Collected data
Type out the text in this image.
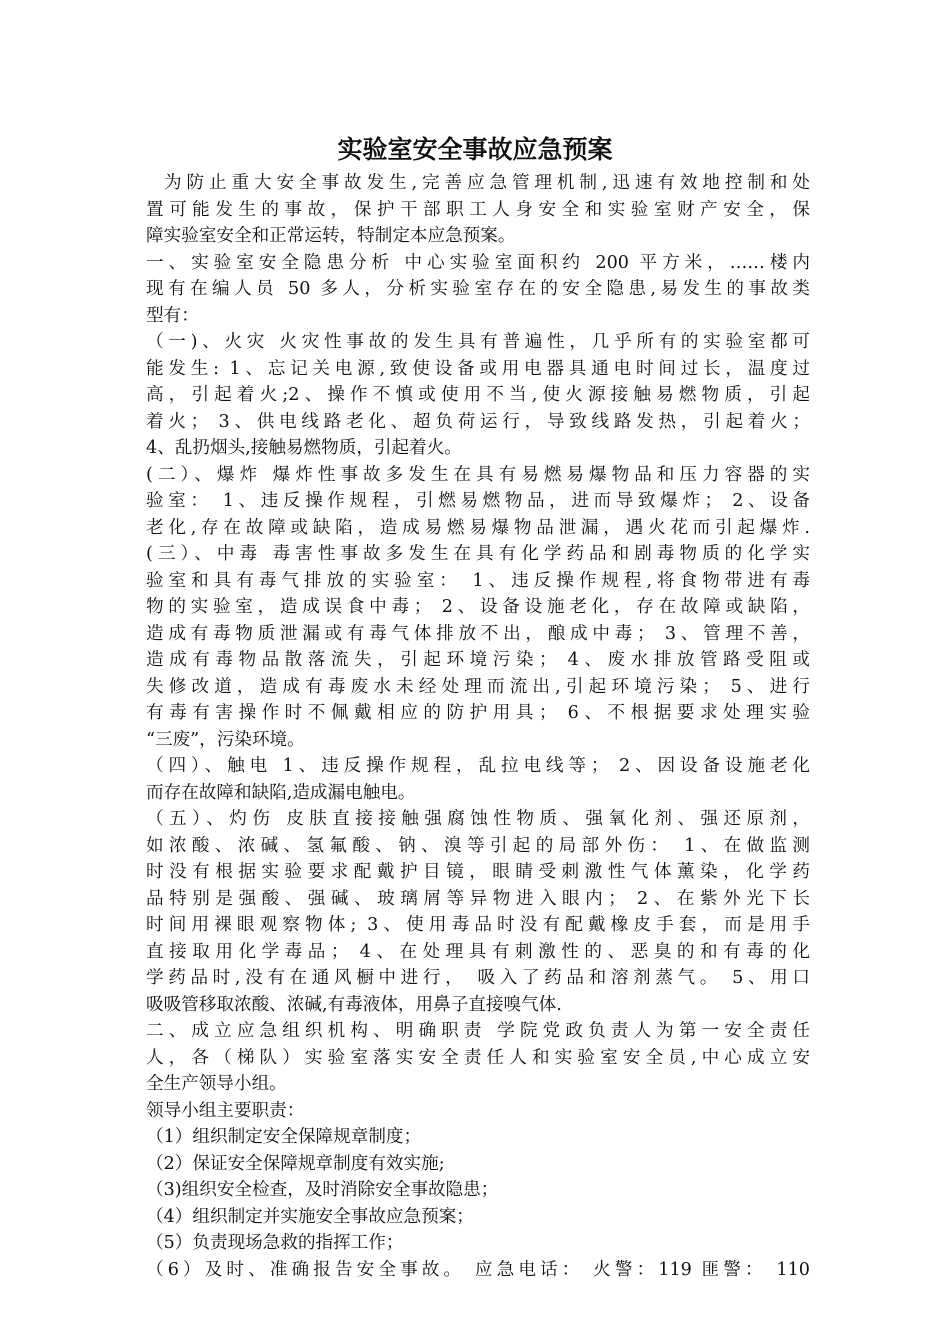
实验室安全事故应急预案
为防止重大安全事故发生,完善应急管理机制,迅速有效地控制和处
置可能发生的事故，保护干部职工人身安全和实验室财产安全，保
障实验室安全和正常运转，特制定本应急预案。
一、实验室安全隐患分析 中心实验室面积约 200 平方米，……楼内
现有在编人员 50 多人，分析实验室存在的安全隐患,易发生的事故类
型有：
（一)、火灾 火灾性事故的发生具有普遍性，几乎所有的实验室都可
能发生: 1、忘记关电源,致使设备或用电器具通电时间过长，温度过
高，引起着火;2、操作不慎或使用不当,使火源接触易燃物质，引起
着火； 3、供电线路老化、超负荷运行，导致线路发热，引起着火；
4、乱扔烟头,接触易燃物质，引起着火。
(二）、爆炸 爆炸性事故多发生在具有易燃易爆物品和压力容器的实
验室： 1、违反操作规程，引燃易燃物品，进而导致爆炸； 2、设备
老化,存在故障或缺陷，造成易燃易爆物品泄漏，遇火花而引起爆炸.
(三）、中毒 毒害性事故多发生在具有化学药品和剧毒物质的化学实
验室和具有毒气排放的实验室： 1、违反操作规程,将食物带进有毒
物的实验室，造成误食中毒； 2、设备设施老化，存在故障或缺陷，
造成有毒物质泄漏或有毒气体排放不出，酿成中毒； 3、管理不善，
造成有毒物品散落流失，引起环境污染； 4、废水排放管路受阻或
失修改道，造成有毒废水未经处理而流出,引起环境污染； 5、进行
有毒有害操作时不佩戴相应的防护用具； 6、不根据要求处理实验
“三废”，污染环境。
（四）、触电 1、违反操作规程，乱拉电线等； 2、因设备设施老化
而存在故障和缺陷,造成漏电触电。
（五）、灼伤 皮肤直接接触强腐蚀性物质、强氧化剂、强还原剂，
如浓酸、浓碱、氢氟酸、钠、溴等引起的局部外伤： 1、在做监测
时没有根据实验要求配戴护目镜，眼睛受刺激性气体薰染，化学药
品特别是强酸、强碱、玻璃屑等异物进入眼内； 2、在紫外光下长
时间用裸眼观察物体; 3、使用毒品时没有配戴橡皮手套，而是用手
直接取用化学毒品； 4、在处理具有刺激性的、恶臭的和有毒的化
学药品时,没有在通风橱中进行， 吸入了药品和溶剂蒸气。 5、用口
吸吸管移取浓酸、浓碱,有毒液体，用鼻子直接嗅气体.
二、成立应急组织机构、明确职责 学院党政负责人为第一安全责任
人，各（梯队）实验室落实安全责任人和实验室安全员,中心成立安
全生产领导小组。
领导小组主要职责：
（1）组织制定安全保障规章制度；
（2）保证安全保障规章制度有效实施;
（3)组织安全检查，及时消除安全事故隐患；
（4）组织制定并实施安全事故应急预案；
（5）负责现场急救的指挥工作；
（6）及时、准确报告安全事故。 应急电话： 火警：119 匪警： 110
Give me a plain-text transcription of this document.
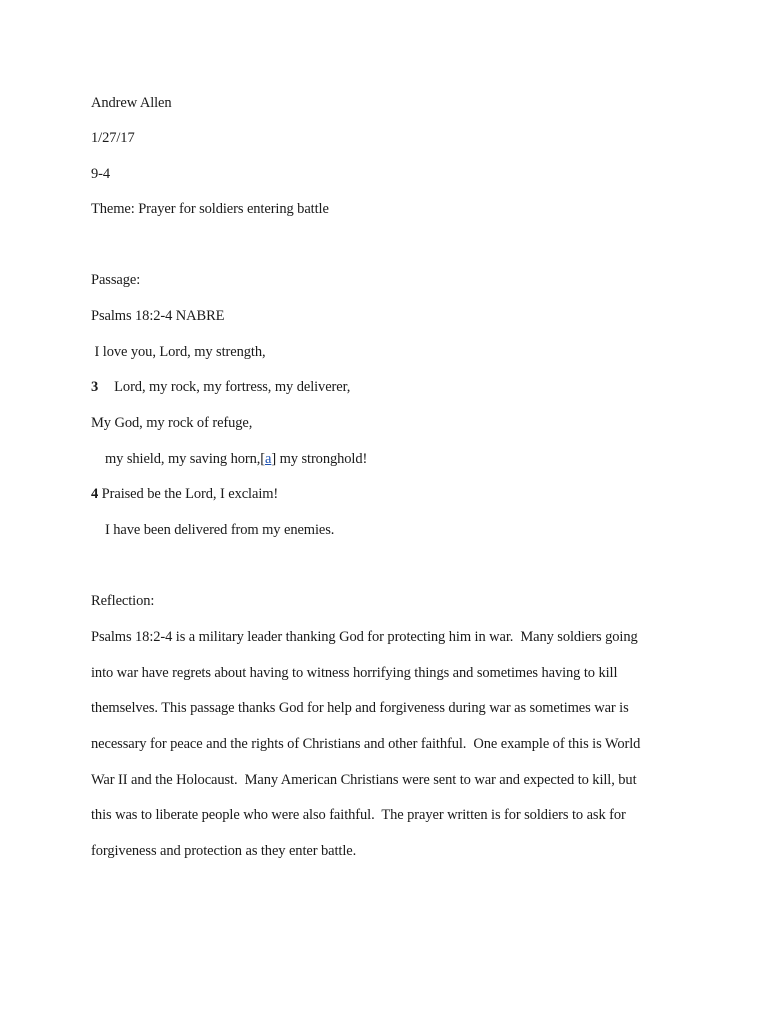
Andrew Allen
1/27/17
9-4
Theme: Prayer for soldiers entering battle
Passage:
Psalms 18:2-4 NABRE
I love you, Lord, my strength,
3 Lord, my rock, my fortress, my deliverer,
My God, my rock of refuge,
my shield, my saving horn,[a] my stronghold!
4 Praised be the Lord, I exclaim!
I have been delivered from my enemies.
Reflection:
Psalms 18:2-4 is a military leader thanking God for protecting him in war.  Many soldiers going
into war have regrets about having to witness horrifying things and sometimes having to kill
themselves. This passage thanks God for help and forgiveness during war as sometimes war is
necessary for peace and the rights of Christians and other faithful.  One example of this is World
War II and the Holocaust.  Many American Christians were sent to war and expected to kill, but
this was to liberate people who were also faithful.  The prayer written is for soldiers to ask for
forgiveness and protection as they enter battle.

Task requirements »
Select the lines from the entries that include the word "存在故障或缺陷".

Reply »
老化,存在故障或缺陷，造成易燃易爆物品泄漏，遇火花而引起爆炸.
物的实验室，造成误食中毒； 2、设备设施老化，存在故障或缺陷，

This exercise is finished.